#### DATA EXTRACT ####
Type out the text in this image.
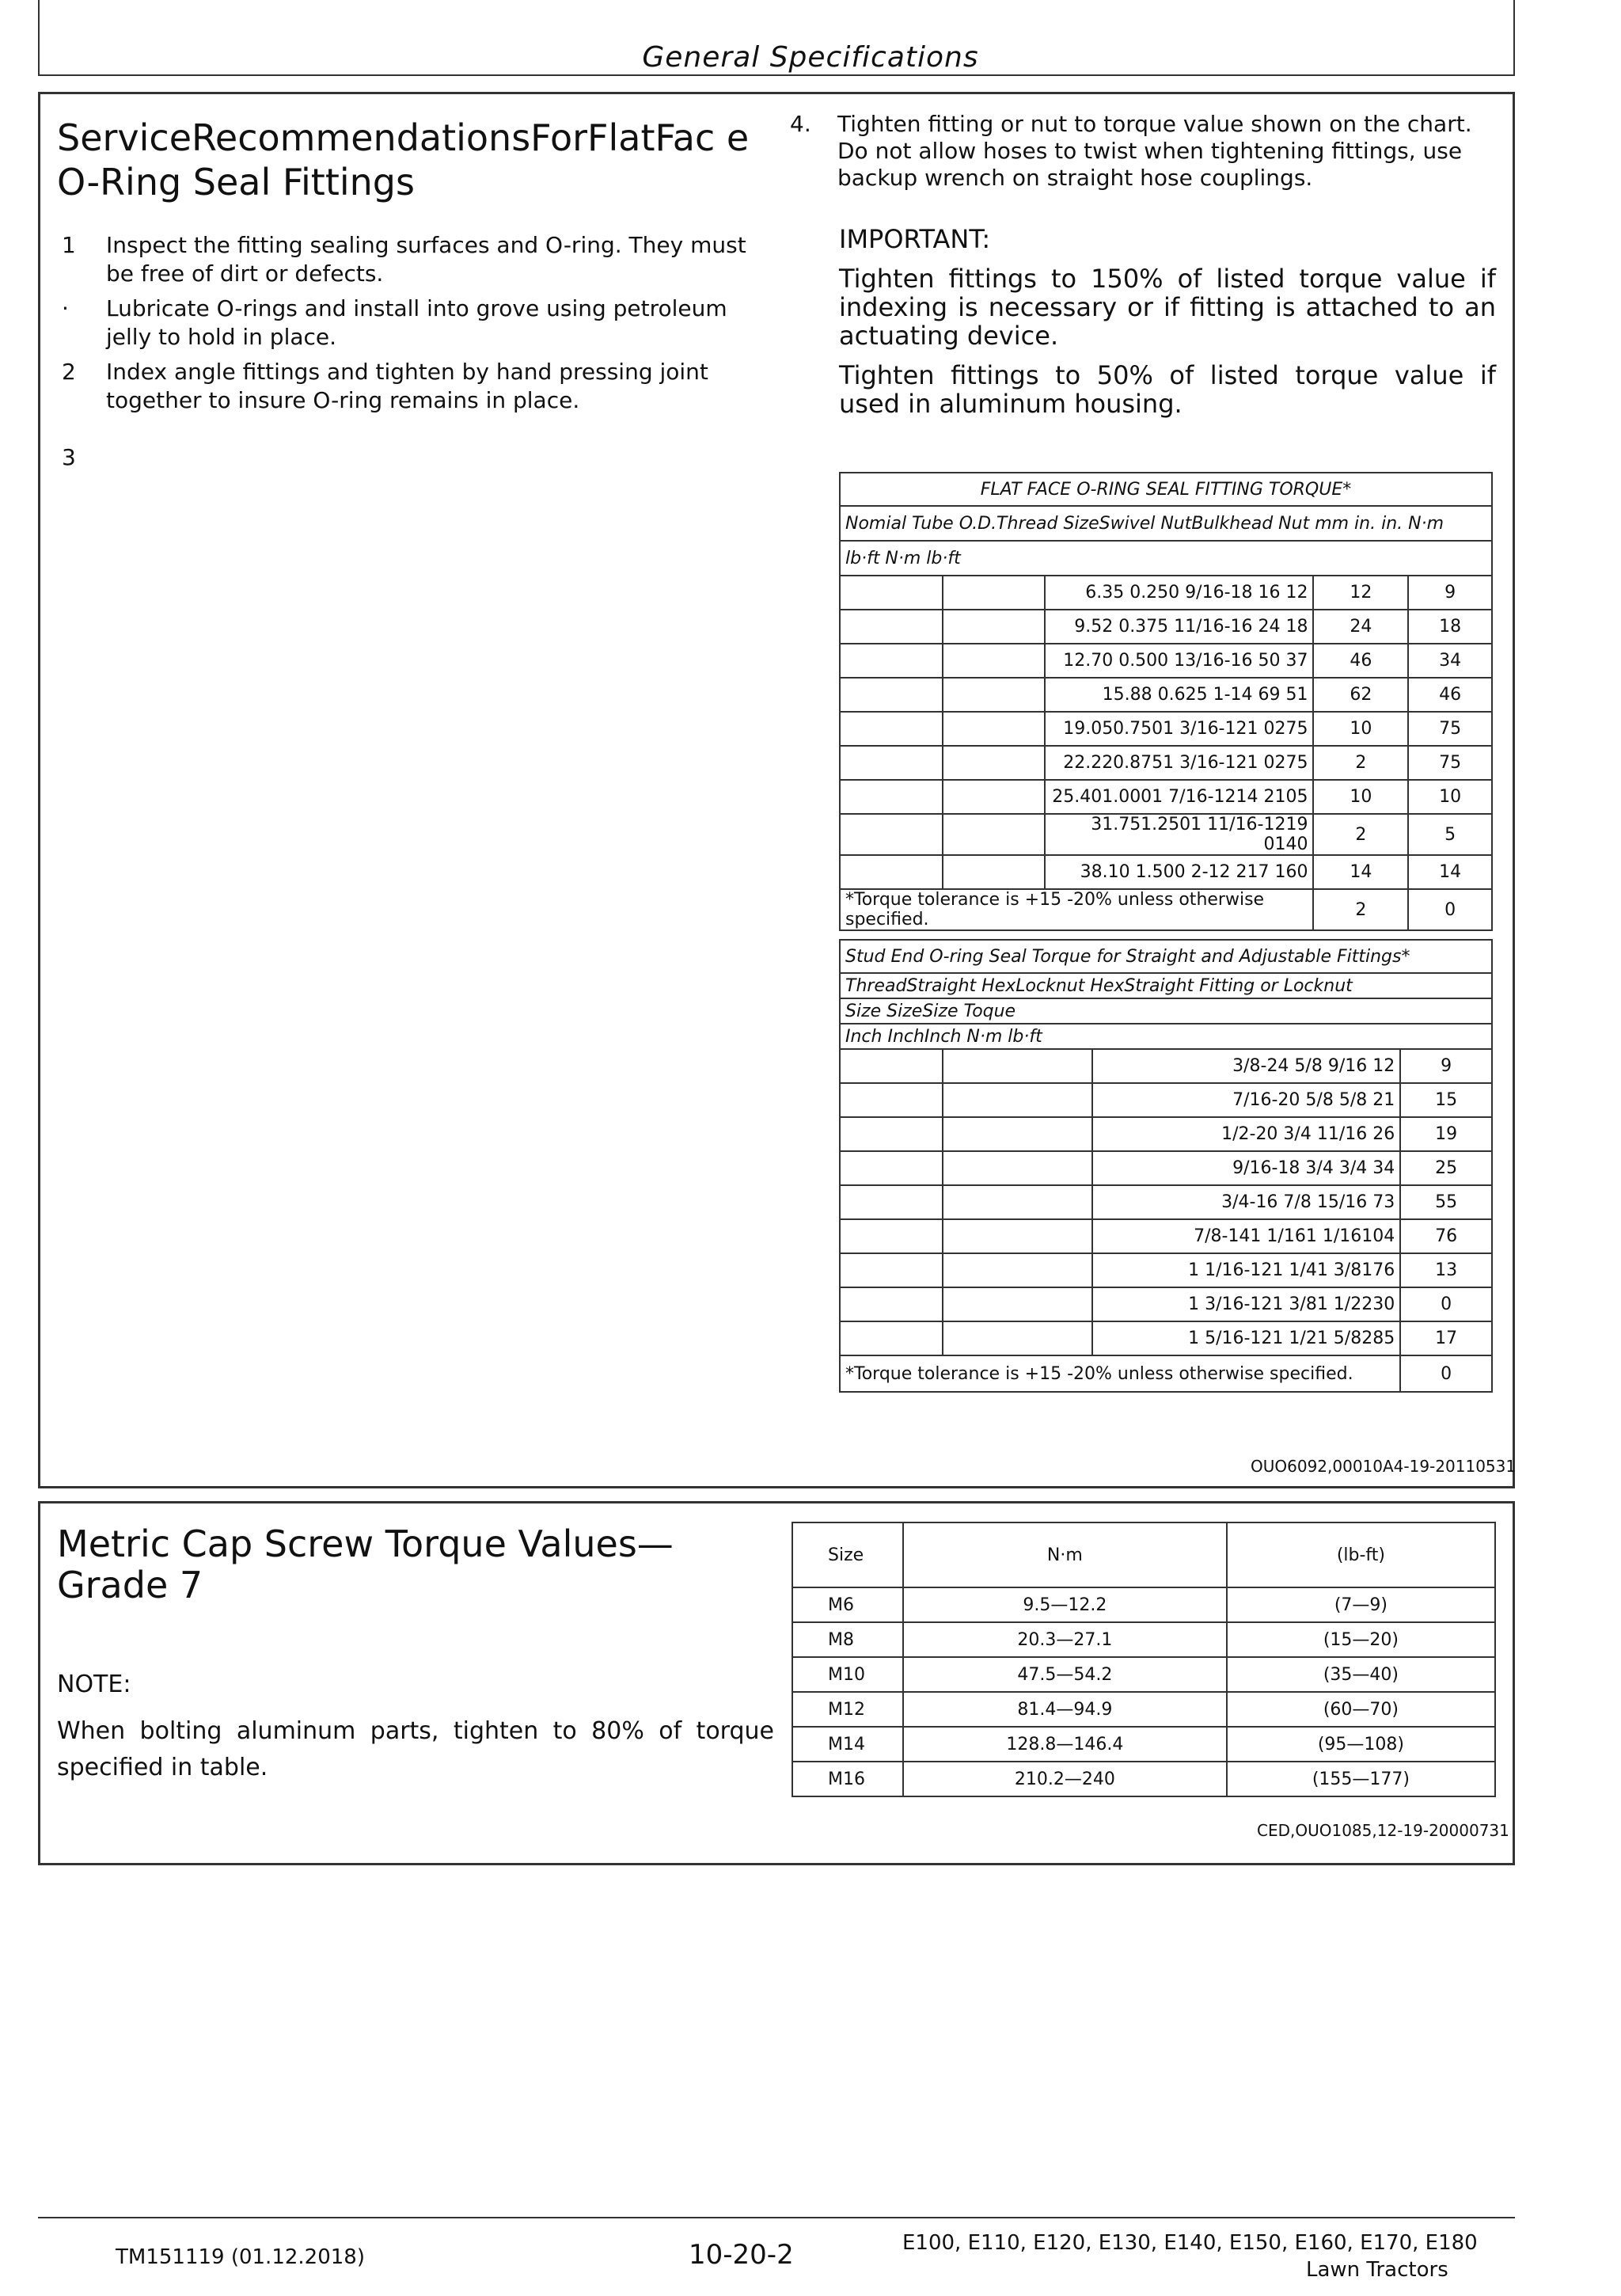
General Specifications
ServiceRecommendationsForFlatFac e O-Ring Seal Fittings
1	Inspect the fitting sealing surfaces and O-ring. They must be free of dirt or defects.
·	Lubricate O-rings and install into grove using petroleum jelly to hold in place.
2	Index angle fittings and tighten by hand pressing joint together to insure O-ring remains in place.
3
4.	Tighten fitting or nut to torque value shown on the chart. Do not allow hoses to twist when tightening fittings, use backup wrench on straight hose couplings.

IMPORTANT:

Tighten fittings to 150% of listed torque value if indexing is necessary or if fitting is attached to an actuating device.

Tighten fittings to 50% of listed torque value if used in aluminum housing.

FLAT FACE O-RING SEAL FITTING TORQUE*				
Nomial Tube O.D.Thread SizeSwivel NutBulkhead Nut mm in. in. N·m				
lb·ft N·m lb·ft				
		6.35 0.250 9/16-18 16 12	12	9
		9.52 0.375 11/16-16 24 18	24	18
		12.70 0.500 13/16-16 50 37	46	34
		15.88 0.625 1-14 69 51	62	46
		19.050.7501 3/16-121 0275	10	75
		22.220.8751 3/16-121 0275	2	75
		25.401.0001 7/16-1214 2105	10	10
		31.751.2501 11/16-1219 0140	2	5
		38.10 1.500 2-12 217 160	14	14
*Torque tolerance is +15 -20% unless otherwise specified.			2	0
Stud End O-ring Seal Torque for Straight and Adjustable Fittings*			
ThreadStraight HexLocknut HexStraight Fitting or Locknut			
Size SizeSize Toque			
Inch InchInch N·m lb·ft			
		3/8-24 5/8 9/16 12	9
		7/16-20 5/8 5/8 21	15
		1/2-20 3/4 11/16 26	19
		9/16-18 3/4 3/4 34	25
		3/4-16 7/8 15/16 73	55
		7/8-141 1/161 1/16104	76
		1 1/16-121 1/41 3/8176	13
		1 3/16-121 3/81 1/2230	0
		1 5/16-121 1/21 5/8285	17
*Torque tolerance is +15 -20% unless otherwise specified.			0
OUO6092,00010A4-19-20110531
Metric Cap Screw Torque Values— Grade 7
NOTE:
When bolting aluminum parts, tighten to 80% of torque specified in table.
Size	N·m	(lb-ft)
M6	9.5—12.2	(7—9)
M8	20.3—27.1	(15—20)
M10	47.5—54.2	(35—40)
M12	81.4—94.9	(60—70)
M14	128.8—146.4	(95—108)
M16	210.2—240	(155—177)
CED,OUO1085,12-19-20000731
TM151119 (01.12.2018)	10-20-2	E100, E110, E120, E130, E140, E150, E160, E170, E180
Lawn Tractors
####
> [EXERCISE]:
Pictures are excluded; copy all other data exactly as shown.

> [OUTPUT BELOW]:
Type out the text in this image.
General Specifications
ServiceRecommendationsForFlatFac e O-Ring Seal Fittings
1	Inspect the fitting sealing surfaces and O-ring. They must be free of dirt or defects.
·	Lubricate O-rings and install into grove using petroleum jelly to hold in place.
2	Index angle fittings and tighten by hand pressing joint together to insure O-ring remains in place.
3
4.	Tighten fitting or nut to torque value shown on the chart. Do not allow hoses to twist when tightening fittings, use backup wrench on straight hose couplings.

IMPORTANT:

Tighten fittings to 150% of listed torque value if indexing is necessary or if fitting is attached to an actuating device.

Tighten fittings to 50% of listed torque value if used in aluminum housing.

FLAT FACE O-RING SEAL FITTING TORQUE*				
Nomial Tube O.D.Thread SizeSwivel NutBulkhead Nut mm in. in. N·m				
lb·ft N·m lb·ft				
		6.35 0.250 9/16-18 16 12	12	9
		9.52 0.375 11/16-16 24 18	24	18
		12.70 0.500 13/16-16 50 37	46	34
		15.88 0.625 1-14 69 51	62	46
		19.050.7501 3/16-121 0275	10	75
		22.220.8751 3/16-121 0275	2	75
		25.401.0001 7/16-1214 2105	10	10
		31.751.2501 11/16-1219 0140	2	5
		38.10 1.500 2-12 217 160	14	14
*Torque tolerance is +15 -20% unless otherwise specified.			2	0
Stud End O-ring Seal Torque for Straight and Adjustable Fittings*			
ThreadStraight HexLocknut HexStraight Fitting or Locknut			
Size SizeSize Toque			
Inch InchInch N·m lb·ft			
		3/8-24 5/8 9/16 12	9
		7/16-20 5/8 5/8 21	15
		1/2-20 3/4 11/16 26	19
		9/16-18 3/4 3/4 34	25
		3/4-16 7/8 15/16 73	55
		7/8-141 1/161 1/16104	76
		1 1/16-121 1/41 3/8176	13
		1 3/16-121 3/81 1/2230	0
		1 5/16-121 1/21 5/8285	17
*Torque tolerance is +15 -20% unless otherwise specified.			0
OUO6092,00010A4-19-20110531
Metric Cap Screw Torque Values— Grade 7
NOTE:
When bolting aluminum parts, tighten to 80% of torque specified in table.
Size	N·m	(lb-ft)
M6	9.5—12.2	(7—9)
M8	20.3—27.1	(15—20)
M10	47.5—54.2	(35—40)
M12	81.4—94.9	(60—70)
M14	128.8—146.4	(95—108)
M16	210.2—240	(155—177)
CED,OUO1085,12-19-20000731
TM151119 (01.12.2018)	10-20-2	E100, E110, E120, E130, E140, E150, E160, E170, E180
Lawn Tractors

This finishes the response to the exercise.